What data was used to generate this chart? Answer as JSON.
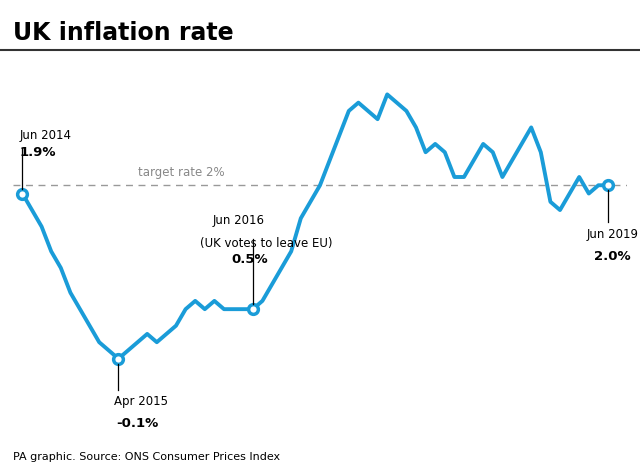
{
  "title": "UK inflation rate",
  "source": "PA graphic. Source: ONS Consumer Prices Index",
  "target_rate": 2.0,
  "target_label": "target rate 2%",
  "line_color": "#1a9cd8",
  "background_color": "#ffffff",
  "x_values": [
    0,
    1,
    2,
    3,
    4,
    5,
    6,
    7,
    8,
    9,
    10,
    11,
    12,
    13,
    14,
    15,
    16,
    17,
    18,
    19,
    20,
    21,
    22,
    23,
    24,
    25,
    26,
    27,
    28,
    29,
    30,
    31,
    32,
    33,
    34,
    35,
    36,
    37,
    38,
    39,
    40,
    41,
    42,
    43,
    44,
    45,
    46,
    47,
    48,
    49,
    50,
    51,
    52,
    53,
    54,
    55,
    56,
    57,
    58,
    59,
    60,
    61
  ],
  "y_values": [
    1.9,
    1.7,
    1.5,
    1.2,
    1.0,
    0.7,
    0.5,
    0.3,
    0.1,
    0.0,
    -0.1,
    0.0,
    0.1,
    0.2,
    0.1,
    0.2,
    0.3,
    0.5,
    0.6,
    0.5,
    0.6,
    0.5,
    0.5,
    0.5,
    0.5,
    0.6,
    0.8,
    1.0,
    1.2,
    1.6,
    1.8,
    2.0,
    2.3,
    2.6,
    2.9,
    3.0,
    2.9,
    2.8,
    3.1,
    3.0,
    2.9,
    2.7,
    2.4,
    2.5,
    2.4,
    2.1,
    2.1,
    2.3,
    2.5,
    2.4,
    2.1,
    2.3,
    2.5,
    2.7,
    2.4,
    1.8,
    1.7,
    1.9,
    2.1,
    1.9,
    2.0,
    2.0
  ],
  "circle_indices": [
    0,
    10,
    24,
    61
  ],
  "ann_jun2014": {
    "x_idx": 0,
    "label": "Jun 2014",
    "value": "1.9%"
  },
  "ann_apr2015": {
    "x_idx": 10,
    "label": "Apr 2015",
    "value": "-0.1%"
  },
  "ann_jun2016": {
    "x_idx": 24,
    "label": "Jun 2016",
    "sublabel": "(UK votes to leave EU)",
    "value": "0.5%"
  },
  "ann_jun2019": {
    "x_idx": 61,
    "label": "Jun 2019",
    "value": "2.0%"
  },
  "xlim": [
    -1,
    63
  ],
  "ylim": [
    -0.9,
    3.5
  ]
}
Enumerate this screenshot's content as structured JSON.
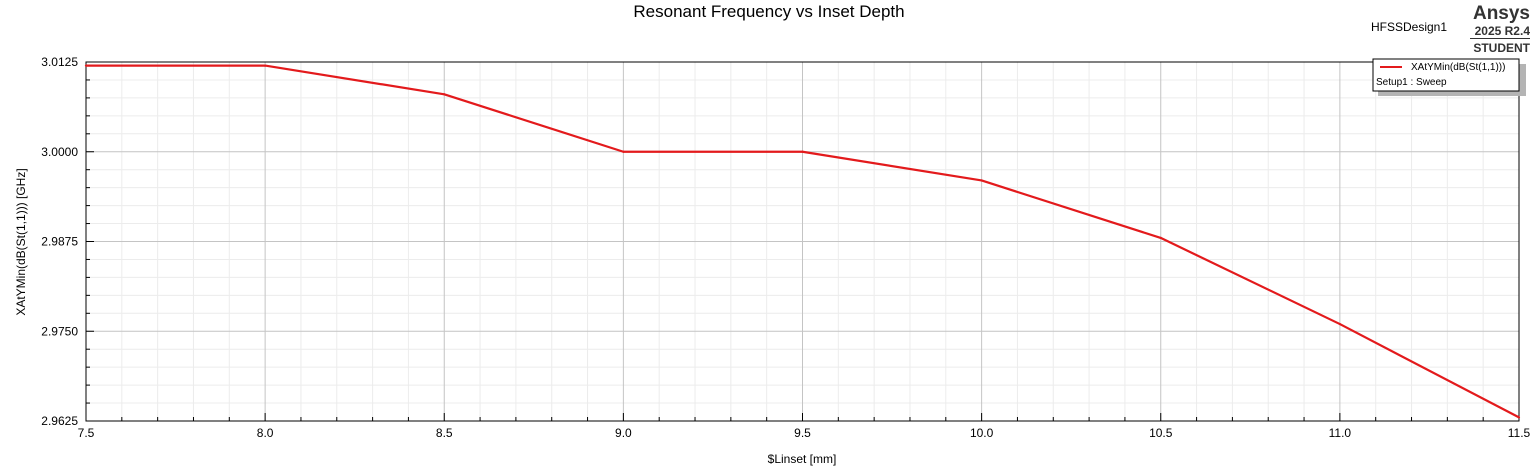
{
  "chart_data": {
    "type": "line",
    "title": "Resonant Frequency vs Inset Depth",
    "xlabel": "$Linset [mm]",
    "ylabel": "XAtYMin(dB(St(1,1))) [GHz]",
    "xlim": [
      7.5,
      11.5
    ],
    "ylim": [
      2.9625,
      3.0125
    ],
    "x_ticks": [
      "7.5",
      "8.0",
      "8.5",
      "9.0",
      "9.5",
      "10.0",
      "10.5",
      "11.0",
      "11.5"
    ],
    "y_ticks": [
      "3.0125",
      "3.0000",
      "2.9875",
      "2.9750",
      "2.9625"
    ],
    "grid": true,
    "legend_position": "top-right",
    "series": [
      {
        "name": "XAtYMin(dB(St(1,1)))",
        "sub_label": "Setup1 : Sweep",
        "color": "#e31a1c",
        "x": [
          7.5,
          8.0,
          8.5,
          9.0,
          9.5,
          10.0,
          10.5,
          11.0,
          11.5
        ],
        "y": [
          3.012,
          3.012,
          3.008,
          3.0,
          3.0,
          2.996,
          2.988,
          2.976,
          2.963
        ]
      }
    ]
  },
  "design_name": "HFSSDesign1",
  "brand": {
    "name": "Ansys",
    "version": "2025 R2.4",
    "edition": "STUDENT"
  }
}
□ □ □
Requirement: Extract, word for word, every line from the one containing "Enumerate this screenshot's" to the end of the data above, both ends included, and leave out the pictures.

The answer:
Enumerate this screenshot's content as structured JSON.
{
  "chart_data": {
    "type": "line",
    "title": "Resonant Frequency vs Inset Depth",
    "xlabel": "$Linset [mm]",
    "ylabel": "XAtYMin(dB(St(1,1))) [GHz]",
    "xlim": [
      7.5,
      11.5
    ],
    "ylim": [
      2.9625,
      3.0125
    ],
    "x_ticks": [
      "7.5",
      "8.0",
      "8.5",
      "9.0",
      "9.5",
      "10.0",
      "10.5",
      "11.0",
      "11.5"
    ],
    "y_ticks": [
      "3.0125",
      "3.0000",
      "2.9875",
      "2.9750",
      "2.9625"
    ],
    "grid": true,
    "legend_position": "top-right",
    "series": [
      {
        "name": "XAtYMin(dB(St(1,1)))",
        "sub_label": "Setup1 : Sweep",
        "color": "#e31a1c",
        "x": [
          7.5,
          8.0,
          8.5,
          9.0,
          9.5,
          10.0,
          10.5,
          11.0,
          11.5
        ],
        "y": [
          3.012,
          3.012,
          3.008,
          3.0,
          3.0,
          2.996,
          2.988,
          2.976,
          2.963
        ]
      }
    ]
  },
  "design_name": "HFSSDesign1",
  "brand": {
    "name": "Ansys",
    "version": "2025 R2.4",
    "edition": "STUDENT"
  }
}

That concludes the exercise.